> _STORED ROWS_
==================================================

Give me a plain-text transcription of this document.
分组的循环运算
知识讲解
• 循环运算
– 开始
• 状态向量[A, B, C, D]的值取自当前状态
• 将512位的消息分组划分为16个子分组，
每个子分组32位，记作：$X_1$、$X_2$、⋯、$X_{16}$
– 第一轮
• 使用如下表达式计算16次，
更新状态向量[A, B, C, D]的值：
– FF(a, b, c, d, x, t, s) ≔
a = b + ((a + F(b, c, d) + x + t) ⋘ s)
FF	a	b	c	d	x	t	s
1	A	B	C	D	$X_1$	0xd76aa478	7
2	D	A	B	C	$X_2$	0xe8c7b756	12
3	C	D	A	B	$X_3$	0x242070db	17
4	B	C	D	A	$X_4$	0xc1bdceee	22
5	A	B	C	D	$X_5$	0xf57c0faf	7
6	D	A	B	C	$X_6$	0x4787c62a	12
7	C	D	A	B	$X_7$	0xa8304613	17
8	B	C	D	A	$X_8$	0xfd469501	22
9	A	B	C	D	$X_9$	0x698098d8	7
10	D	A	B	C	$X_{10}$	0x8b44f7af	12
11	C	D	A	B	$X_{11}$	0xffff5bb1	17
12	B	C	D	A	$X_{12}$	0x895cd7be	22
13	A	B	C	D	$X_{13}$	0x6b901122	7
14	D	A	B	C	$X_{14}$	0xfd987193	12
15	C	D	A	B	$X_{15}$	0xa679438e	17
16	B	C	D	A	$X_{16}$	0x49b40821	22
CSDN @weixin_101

==================================================

Please restate the data word for word, every record included.

> _ANSWER FOR THIS EXERCISE_
Give me a plain-text transcription of this document.
分组的循环运算
知识讲解
• 循环运算
– 开始
• 状态向量[A, B, C, D]的值取自当前状态
• 将512位的消息分组划分为16个子分组，
每个子分组32位，记作：$X_1$、$X_2$、⋯、$X_{16}$
– 第一轮
• 使用如下表达式计算16次，
更新状态向量[A, B, C, D]的值：
– FF(a, b, c, d, x, t, s) ≔
a = b + ((a + F(b, c, d) + x + t) ⋘ s)
FF	a	b	c	d	x	t	s
1	A	B	C	D	$X_1$	0xd76aa478	7
2	D	A	B	C	$X_2$	0xe8c7b756	12
3	C	D	A	B	$X_3$	0x242070db	17
4	B	C	D	A	$X_4$	0xc1bdceee	22
5	A	B	C	D	$X_5$	0xf57c0faf	7
6	D	A	B	C	$X_6$	0x4787c62a	12
7	C	D	A	B	$X_7$	0xa8304613	17
8	B	C	D	A	$X_8$	0xfd469501	22
9	A	B	C	D	$X_9$	0x698098d8	7
10	D	A	B	C	$X_{10}$	0x8b44f7af	12
11	C	D	A	B	$X_{11}$	0xffff5bb1	17
12	B	C	D	A	$X_{12}$	0x895cd7be	22
13	A	B	C	D	$X_{13}$	0x6b901122	7
14	D	A	B	C	$X_{14}$	0xfd987193	12
15	C	D	A	B	$X_{15}$	0xa679438e	17
16	B	C	D	A	$X_{16}$	0x49b40821	22
CSDN @weixin_101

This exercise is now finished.